▶ _What the task asks_
Each record that follows should be repeated exactly, minus any images.
# Start of Supplied material
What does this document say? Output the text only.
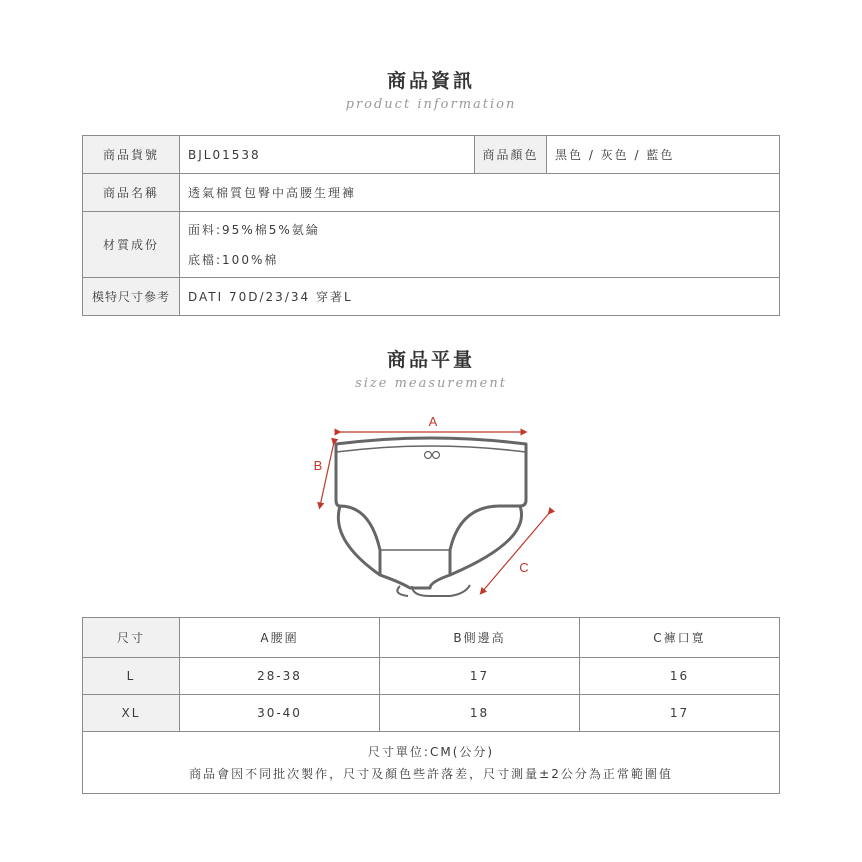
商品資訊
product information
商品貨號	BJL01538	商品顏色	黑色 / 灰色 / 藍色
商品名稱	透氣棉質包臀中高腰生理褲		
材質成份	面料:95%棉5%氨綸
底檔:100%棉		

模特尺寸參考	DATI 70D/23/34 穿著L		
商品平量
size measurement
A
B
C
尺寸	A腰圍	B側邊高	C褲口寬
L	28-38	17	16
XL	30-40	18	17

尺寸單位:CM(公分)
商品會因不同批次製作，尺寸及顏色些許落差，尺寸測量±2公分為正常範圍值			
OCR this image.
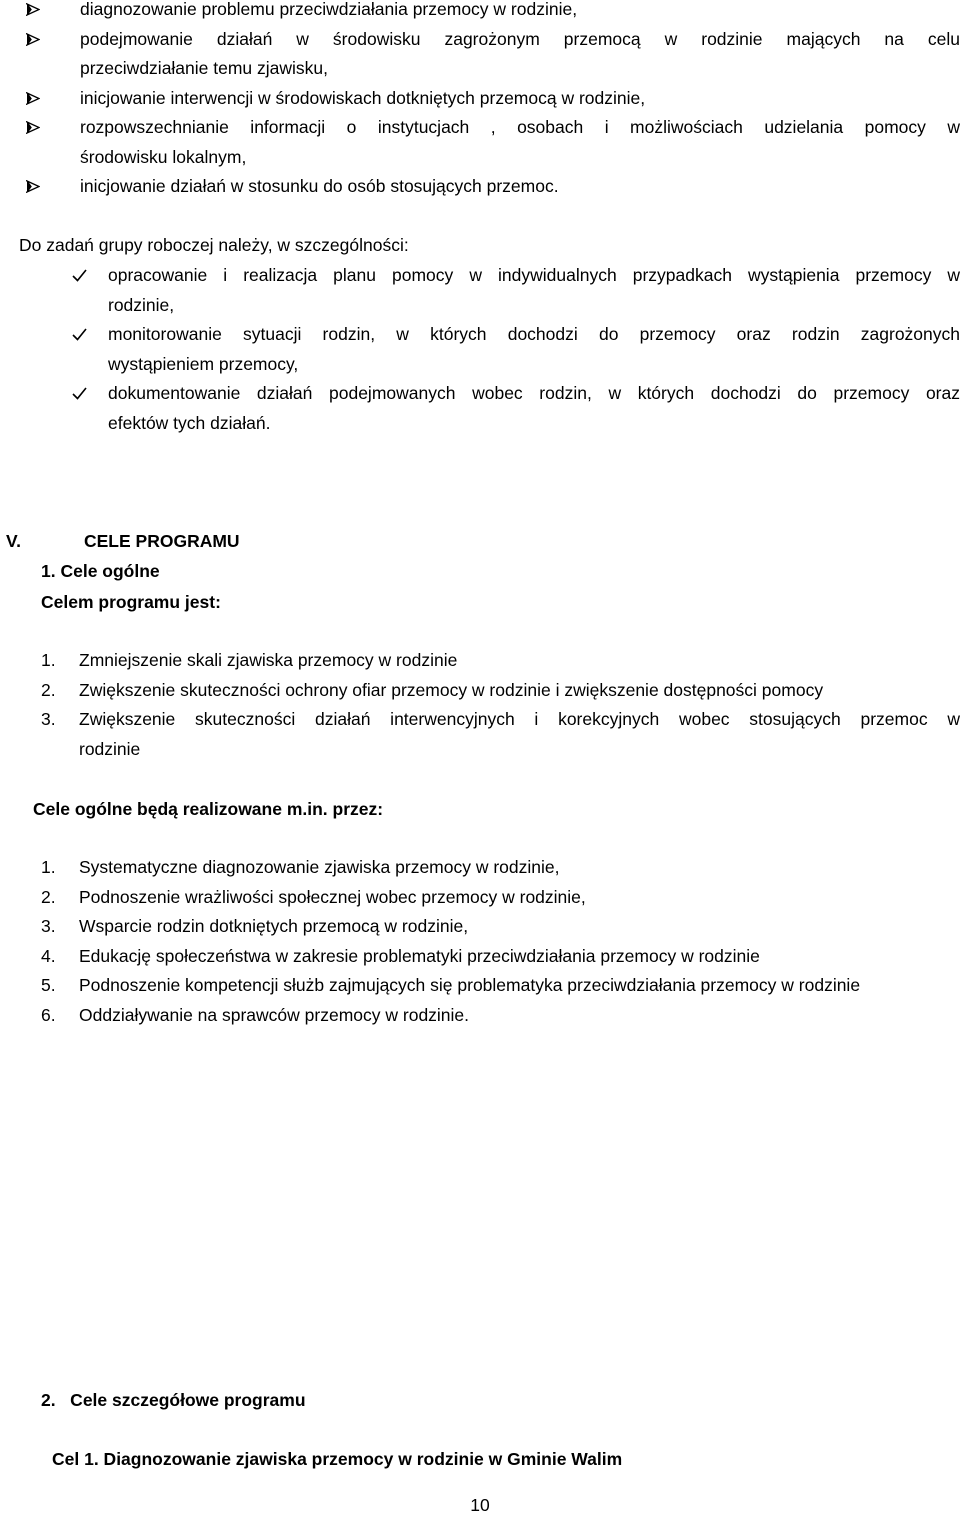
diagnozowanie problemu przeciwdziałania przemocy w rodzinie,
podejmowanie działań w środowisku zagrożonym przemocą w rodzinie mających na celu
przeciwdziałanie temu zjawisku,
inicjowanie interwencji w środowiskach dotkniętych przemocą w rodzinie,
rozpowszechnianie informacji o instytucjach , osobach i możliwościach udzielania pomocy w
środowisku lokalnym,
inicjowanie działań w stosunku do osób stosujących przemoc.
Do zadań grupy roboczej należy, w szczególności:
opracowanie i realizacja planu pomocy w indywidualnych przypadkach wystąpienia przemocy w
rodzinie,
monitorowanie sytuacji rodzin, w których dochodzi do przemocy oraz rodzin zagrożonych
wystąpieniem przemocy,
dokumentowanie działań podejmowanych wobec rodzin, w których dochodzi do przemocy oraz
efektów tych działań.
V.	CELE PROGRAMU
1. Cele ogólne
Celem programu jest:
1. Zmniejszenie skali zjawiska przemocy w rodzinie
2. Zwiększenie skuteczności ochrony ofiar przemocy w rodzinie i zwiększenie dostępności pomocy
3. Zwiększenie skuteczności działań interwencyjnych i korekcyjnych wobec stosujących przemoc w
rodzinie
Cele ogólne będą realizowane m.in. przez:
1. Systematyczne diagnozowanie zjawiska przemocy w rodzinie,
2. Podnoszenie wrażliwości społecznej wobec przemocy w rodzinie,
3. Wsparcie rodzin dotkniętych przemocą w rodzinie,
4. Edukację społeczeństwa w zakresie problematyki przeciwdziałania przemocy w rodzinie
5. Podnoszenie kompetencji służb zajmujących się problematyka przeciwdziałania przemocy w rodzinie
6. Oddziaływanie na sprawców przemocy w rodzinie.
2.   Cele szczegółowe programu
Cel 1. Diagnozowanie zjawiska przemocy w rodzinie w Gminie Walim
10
# End of Supplied material
▶ _Task response_
What does this document say? Output the text only.
商品資訊
product information
商品貨號	BJL01538	商品顏色	黑色 / 灰色 / 藍色
商品名稱	透氣棉質包臀中高腰生理褲		
材質成份	面料:95%棉5%氨綸
底檔:100%棉		

模特尺寸參考	DATI 70D/23/34 穿著L		
商品平量
size measurement
A
B
C
尺寸	A腰圍	B側邊高	C褲口寬
L	28-38	17	16
XL	30-40	18	17

尺寸單位:CM(公分)
商品會因不同批次製作，尺寸及顏色些許落差，尺寸測量±2公分為正常範圍值			
OCR this image.
diagnozowanie problemu przeciwdziałania przemocy w rodzinie,
podejmowanie działań w środowisku zagrożonym przemocą w rodzinie mających na celu
przeciwdziałanie temu zjawisku,
inicjowanie interwencji w środowiskach dotkniętych przemocą w rodzinie,
rozpowszechnianie informacji o instytucjach , osobach i możliwościach udzielania pomocy w
środowisku lokalnym,
inicjowanie działań w stosunku do osób stosujących przemoc.
Do zadań grupy roboczej należy, w szczególności:
opracowanie i realizacja planu pomocy w indywidualnych przypadkach wystąpienia przemocy w
rodzinie,
monitorowanie sytuacji rodzin, w których dochodzi do przemocy oraz rodzin zagrożonych
wystąpieniem przemocy,
dokumentowanie działań podejmowanych wobec rodzin, w których dochodzi do przemocy oraz
efektów tych działań.
V.	CELE PROGRAMU
1. Cele ogólne
Celem programu jest:
1. Zmniejszenie skali zjawiska przemocy w rodzinie
2. Zwiększenie skuteczności ochrony ofiar przemocy w rodzinie i zwiększenie dostępności pomocy
3. Zwiększenie skuteczności działań interwencyjnych i korekcyjnych wobec stosujących przemoc w
rodzinie
Cele ogólne będą realizowane m.in. przez:
1. Systematyczne diagnozowanie zjawiska przemocy w rodzinie,
2. Podnoszenie wrażliwości społecznej wobec przemocy w rodzinie,
3. Wsparcie rodzin dotkniętych przemocą w rodzinie,
4. Edukację społeczeństwa w zakresie problematyki przeciwdziałania przemocy w rodzinie
5. Podnoszenie kompetencji służb zajmujących się problematyka przeciwdziałania przemocy w rodzinie
6. Oddziaływanie na sprawców przemocy w rodzinie.
2.   Cele szczegółowe programu
Cel 1. Diagnozowanie zjawiska przemocy w rodzinie w Gminie Walim
10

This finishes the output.